AIM OF THE EXERCISE:
Tally the lines that contain the string "disk" and give the number by itself.

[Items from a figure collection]
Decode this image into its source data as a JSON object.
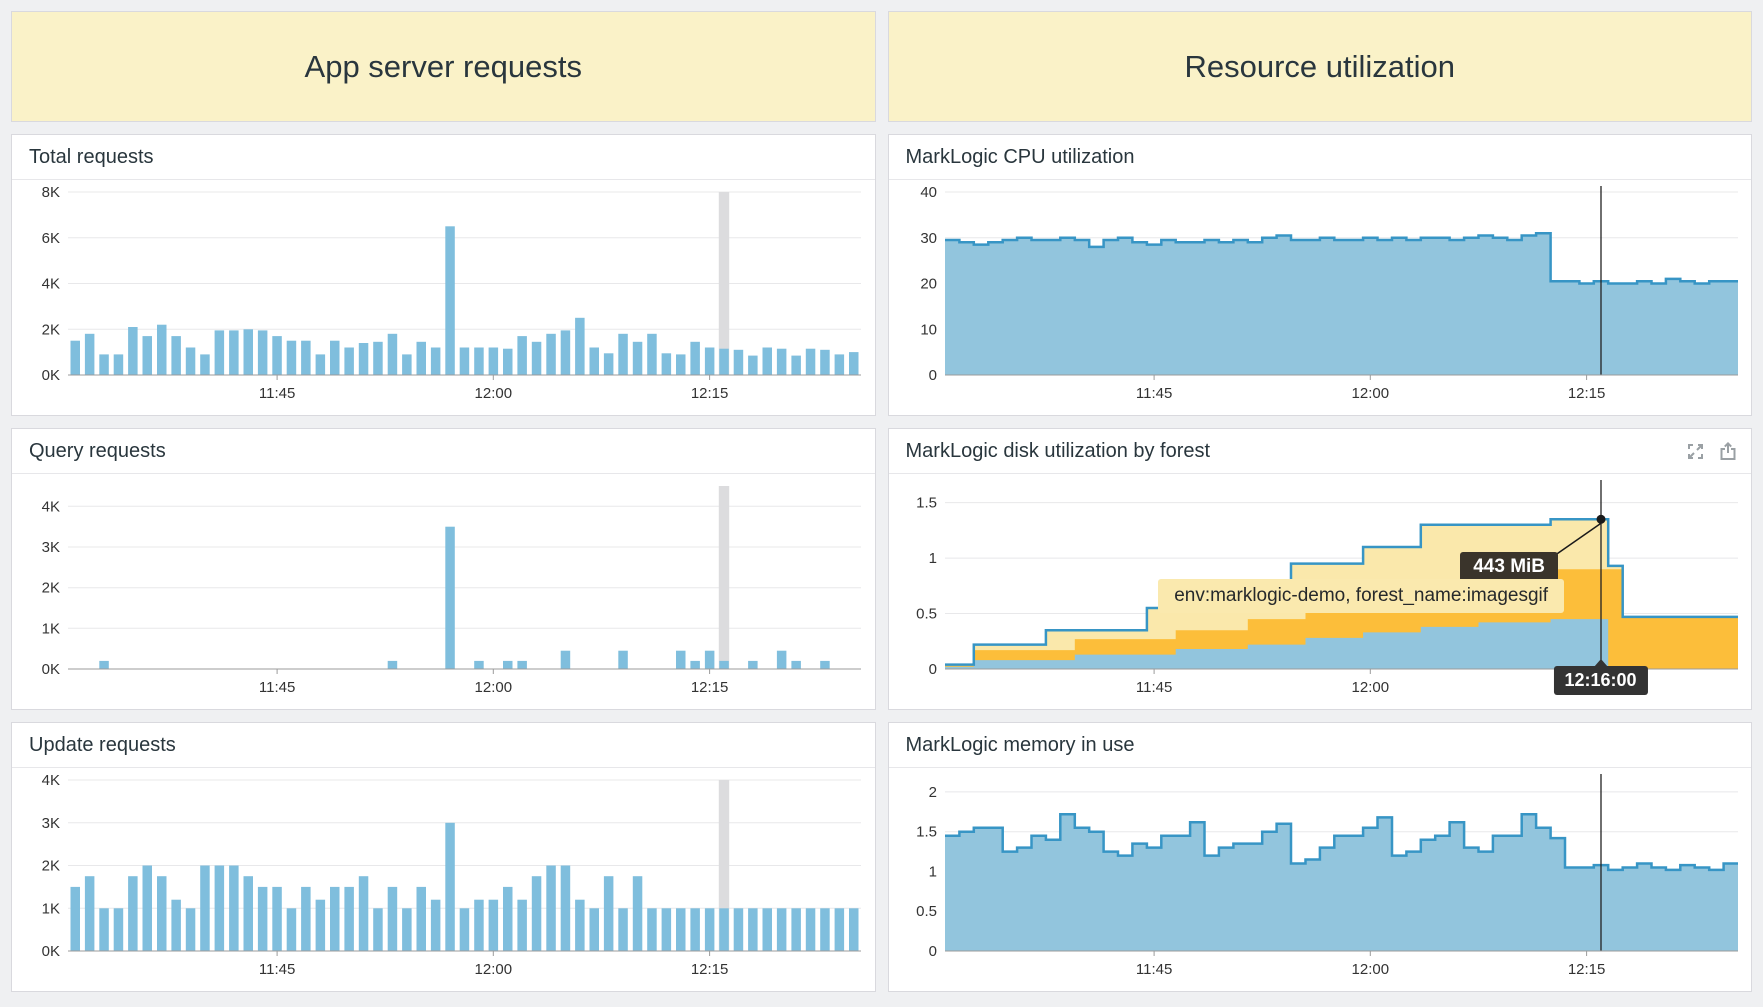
{
  "headers": {
    "left": "App server requests",
    "right": "Resource utilization"
  },
  "icons": {
    "expand": "expand-icon",
    "share": "share-upload-icon"
  },
  "colors": {
    "background": "#eff0f2",
    "panel_bg": "#ffffff",
    "panel_border": "#d9d9de",
    "header_bg": "#faf2c8",
    "title_color": "#29363d",
    "tick_color": "#333333",
    "grid": "#e8e8ea",
    "axis": "#9b9b9b",
    "bar": "#7fbedd",
    "hover_bar": "#dcdcde",
    "area_fill": "#92c5dd",
    "area_line": "#3795c5",
    "stack_blue": "#92c5dd",
    "stack_orange": "#fcbe3a",
    "stack_pale": "#fae8ab",
    "tooltip_dark_bg": "#3a342b",
    "tooltip_time_bg": "#333333",
    "tooltip_series_bg": "#fae9ae",
    "icon_color": "#9aa0a4",
    "crosshair": "#222222"
  },
  "time_axis": {
    "start": "11:31",
    "end": "12:25",
    "slots": 55,
    "ticks": [
      {
        "label": "11:45",
        "index": 14
      },
      {
        "label": "12:00",
        "index": 29
      },
      {
        "label": "12:15",
        "index": 44
      }
    ]
  },
  "chart_data": [
    {
      "id": "total-requests",
      "type": "bar",
      "title": "Total requests",
      "ylim": [
        0,
        8
      ],
      "hover_index": 45,
      "y_ticks": [
        {
          "label": "0K",
          "value": 0
        },
        {
          "label": "2K",
          "value": 2
        },
        {
          "label": "4K",
          "value": 4
        },
        {
          "label": "6K",
          "value": 6
        },
        {
          "label": "8K",
          "value": 8
        }
      ],
      "x_ticks": [
        {
          "label": "11:45",
          "index": 14
        },
        {
          "label": "12:00",
          "index": 29
        },
        {
          "label": "12:15",
          "index": 44
        }
      ],
      "values": [
        1.5,
        1.8,
        0.9,
        0.9,
        2.1,
        1.7,
        2.2,
        1.7,
        1.2,
        0.9,
        1.95,
        1.95,
        2.0,
        1.95,
        1.7,
        1.5,
        1.5,
        0.9,
        1.5,
        1.2,
        1.4,
        1.45,
        1.8,
        0.9,
        1.45,
        1.2,
        6.5,
        1.2,
        1.2,
        1.2,
        1.15,
        1.7,
        1.45,
        1.8,
        1.95,
        2.5,
        1.2,
        0.95,
        1.8,
        1.45,
        1.8,
        0.95,
        0.9,
        1.45,
        1.2,
        1.15,
        1.1,
        0.85,
        1.2,
        1.15,
        0.85,
        1.15,
        1.1,
        0.9,
        1.0
      ]
    },
    {
      "id": "cpu-utilization",
      "type": "area",
      "title": "MarkLogic CPU utilization",
      "ylim": [
        0,
        40
      ],
      "crosshair_index": 45,
      "y_ticks": [
        {
          "label": "0",
          "value": 0
        },
        {
          "label": "10",
          "value": 10
        },
        {
          "label": "20",
          "value": 20
        },
        {
          "label": "30",
          "value": 30
        },
        {
          "label": "40",
          "value": 40
        }
      ],
      "x_ticks": [
        {
          "label": "11:45",
          "index": 14
        },
        {
          "label": "12:00",
          "index": 29
        },
        {
          "label": "12:15",
          "index": 44
        }
      ],
      "values": [
        29.5,
        29,
        28.5,
        29,
        29.5,
        30,
        29.5,
        29.5,
        30,
        29.5,
        28,
        29.5,
        30,
        29,
        28.5,
        29.5,
        29,
        29,
        29.5,
        29,
        29.5,
        29,
        30,
        30.5,
        29.5,
        29.5,
        30,
        29.5,
        29.5,
        30,
        29.5,
        30,
        29.5,
        30,
        30,
        29.5,
        30,
        30.5,
        30,
        29.5,
        30.5,
        31,
        20.5,
        20.5,
        20,
        20.5,
        20,
        20,
        20.5,
        20,
        21,
        20.5,
        20,
        20.5,
        20.5
      ]
    },
    {
      "id": "query-requests",
      "type": "bar",
      "title": "Query requests",
      "ylim": [
        0,
        4.5
      ],
      "hover_index": 45,
      "y_ticks": [
        {
          "label": "0K",
          "value": 0
        },
        {
          "label": "1K",
          "value": 1
        },
        {
          "label": "2K",
          "value": 2
        },
        {
          "label": "3K",
          "value": 3
        },
        {
          "label": "4K",
          "value": 4
        }
      ],
      "x_ticks": [
        {
          "label": "11:45",
          "index": 14
        },
        {
          "label": "12:00",
          "index": 29
        },
        {
          "label": "12:15",
          "index": 44
        }
      ],
      "values": [
        0,
        0,
        0.2,
        0,
        0,
        0,
        0,
        0,
        0,
        0,
        0,
        0,
        0,
        0,
        0,
        0,
        0,
        0,
        0,
        0,
        0,
        0,
        0.2,
        0,
        0,
        0,
        3.5,
        0,
        0.2,
        0,
        0.2,
        0.2,
        0,
        0,
        0.45,
        0,
        0,
        0,
        0.45,
        0,
        0,
        0,
        0.45,
        0.2,
        0.45,
        0.2,
        0,
        0.2,
        0,
        0.45,
        0.2,
        0,
        0.2,
        0,
        0
      ]
    },
    {
      "id": "disk-by-forest",
      "type": "stacked_area",
      "title": "MarkLogic disk utilization by forest",
      "ylim": [
        0,
        1.65
      ],
      "crosshair_index": 45,
      "y_ticks": [
        {
          "label": "0",
          "value": 0
        },
        {
          "label": "0.5",
          "value": 0.5
        },
        {
          "label": "1",
          "value": 1
        },
        {
          "label": "1.5",
          "value": 1.5
        }
      ],
      "x_ticks": [
        {
          "label": "11:45",
          "index": 14
        },
        {
          "label": "12:00",
          "index": 29
        },
        {
          "label": "12:15",
          "index": 44
        }
      ],
      "layers": [
        {
          "color_key": "stack_pale",
          "cum": [
            0.04,
            0.04,
            0.22,
            0.22,
            0.22,
            0.22,
            0.22,
            0.35,
            0.35,
            0.35,
            0.35,
            0.35,
            0.35,
            0.35,
            0.55,
            0.55,
            0.55,
            0.55,
            0.55,
            0.72,
            0.72,
            0.72,
            0.72,
            0.72,
            0.95,
            0.95,
            0.95,
            0.95,
            0.95,
            1.1,
            1.1,
            1.1,
            1.1,
            1.3,
            1.3,
            1.3,
            1.3,
            1.3,
            1.3,
            1.3,
            1.3,
            1.3,
            1.35,
            1.35,
            1.35,
            1.35,
            0.93,
            0.47,
            0.47,
            0.47,
            0.47,
            0.47,
            0.47,
            0.47,
            0.47
          ]
        },
        {
          "color_key": "stack_orange",
          "cum": [
            0.03,
            0.03,
            0.17,
            0.17,
            0.17,
            0.17,
            0.17,
            0.17,
            0.17,
            0.27,
            0.27,
            0.27,
            0.27,
            0.27,
            0.27,
            0.27,
            0.35,
            0.35,
            0.35,
            0.35,
            0.35,
            0.45,
            0.45,
            0.45,
            0.45,
            0.52,
            0.52,
            0.52,
            0.52,
            0.6,
            0.6,
            0.6,
            0.6,
            0.68,
            0.68,
            0.68,
            0.68,
            0.8,
            0.8,
            0.8,
            0.8,
            0.8,
            0.9,
            0.9,
            0.9,
            0.9,
            0.9,
            0.47,
            0.47,
            0.47,
            0.47,
            0.47,
            0.47,
            0.47,
            0.47
          ]
        },
        {
          "color_key": "stack_blue",
          "cum": [
            0.02,
            0.02,
            0.08,
            0.08,
            0.08,
            0.08,
            0.08,
            0.08,
            0.08,
            0.13,
            0.13,
            0.13,
            0.13,
            0.13,
            0.13,
            0.13,
            0.18,
            0.18,
            0.18,
            0.18,
            0.18,
            0.22,
            0.22,
            0.22,
            0.22,
            0.28,
            0.28,
            0.28,
            0.28,
            0.33,
            0.33,
            0.33,
            0.33,
            0.38,
            0.38,
            0.38,
            0.38,
            0.42,
            0.42,
            0.42,
            0.42,
            0.42,
            0.45,
            0.45,
            0.45,
            0.45,
            0,
            0,
            0,
            0,
            0,
            0,
            0,
            0,
            0
          ]
        }
      ],
      "tooltip": {
        "value": "443 MiB",
        "series": "env:marklogic-demo, forest_name:imagesgif",
        "time": "12:16:00",
        "marker_index": 45,
        "marker_value": 1.35
      },
      "has_icons": true
    },
    {
      "id": "update-requests",
      "type": "bar",
      "title": "Update requests",
      "ylim": [
        0,
        4
      ],
      "hover_index": 45,
      "y_ticks": [
        {
          "label": "0K",
          "value": 0
        },
        {
          "label": "1K",
          "value": 1
        },
        {
          "label": "2K",
          "value": 2
        },
        {
          "label": "3K",
          "value": 3
        },
        {
          "label": "4K",
          "value": 4
        }
      ],
      "x_ticks": [
        {
          "label": "11:45",
          "index": 14
        },
        {
          "label": "12:00",
          "index": 29
        },
        {
          "label": "12:15",
          "index": 44
        }
      ],
      "values": [
        1.5,
        1.75,
        1.0,
        1.0,
        1.75,
        2.0,
        1.75,
        1.2,
        1.0,
        2.0,
        2.0,
        2.0,
        1.75,
        1.5,
        1.5,
        1.0,
        1.5,
        1.2,
        1.5,
        1.5,
        1.75,
        1.0,
        1.5,
        1.0,
        1.5,
        1.2,
        3.0,
        1.0,
        1.2,
        1.2,
        1.5,
        1.2,
        1.75,
        2.0,
        2.0,
        1.2,
        1.0,
        1.75,
        1.0,
        1.75,
        1.0,
        1.0,
        1.0,
        1.0,
        1.0,
        1.0,
        1.0,
        1.0,
        1.0,
        1.0,
        1.0,
        1.0,
        1.0,
        1.0,
        1.0
      ]
    },
    {
      "id": "memory-in-use",
      "type": "area",
      "title": "MarkLogic memory in use",
      "ylim": [
        0,
        2.15
      ],
      "crosshair_index": 45,
      "y_ticks": [
        {
          "label": "0",
          "value": 0
        },
        {
          "label": "0.5",
          "value": 0.5
        },
        {
          "label": "1",
          "value": 1
        },
        {
          "label": "1.5",
          "value": 1.5
        },
        {
          "label": "2",
          "value": 2
        }
      ],
      "x_ticks": [
        {
          "label": "11:45",
          "index": 14
        },
        {
          "label": "12:00",
          "index": 29
        },
        {
          "label": "12:15",
          "index": 44
        }
      ],
      "values": [
        1.45,
        1.5,
        1.55,
        1.55,
        1.25,
        1.3,
        1.45,
        1.4,
        1.72,
        1.55,
        1.5,
        1.25,
        1.2,
        1.35,
        1.3,
        1.45,
        1.45,
        1.62,
        1.2,
        1.3,
        1.35,
        1.35,
        1.5,
        1.6,
        1.1,
        1.15,
        1.3,
        1.45,
        1.45,
        1.55,
        1.68,
        1.2,
        1.25,
        1.4,
        1.45,
        1.62,
        1.3,
        1.25,
        1.45,
        1.45,
        1.72,
        1.55,
        1.42,
        1.05,
        1.05,
        1.08,
        1.02,
        1.05,
        1.1,
        1.05,
        1.02,
        1.08,
        1.05,
        1.02,
        1.1
      ]
    }
  ]
}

FULL OUTPUT:
2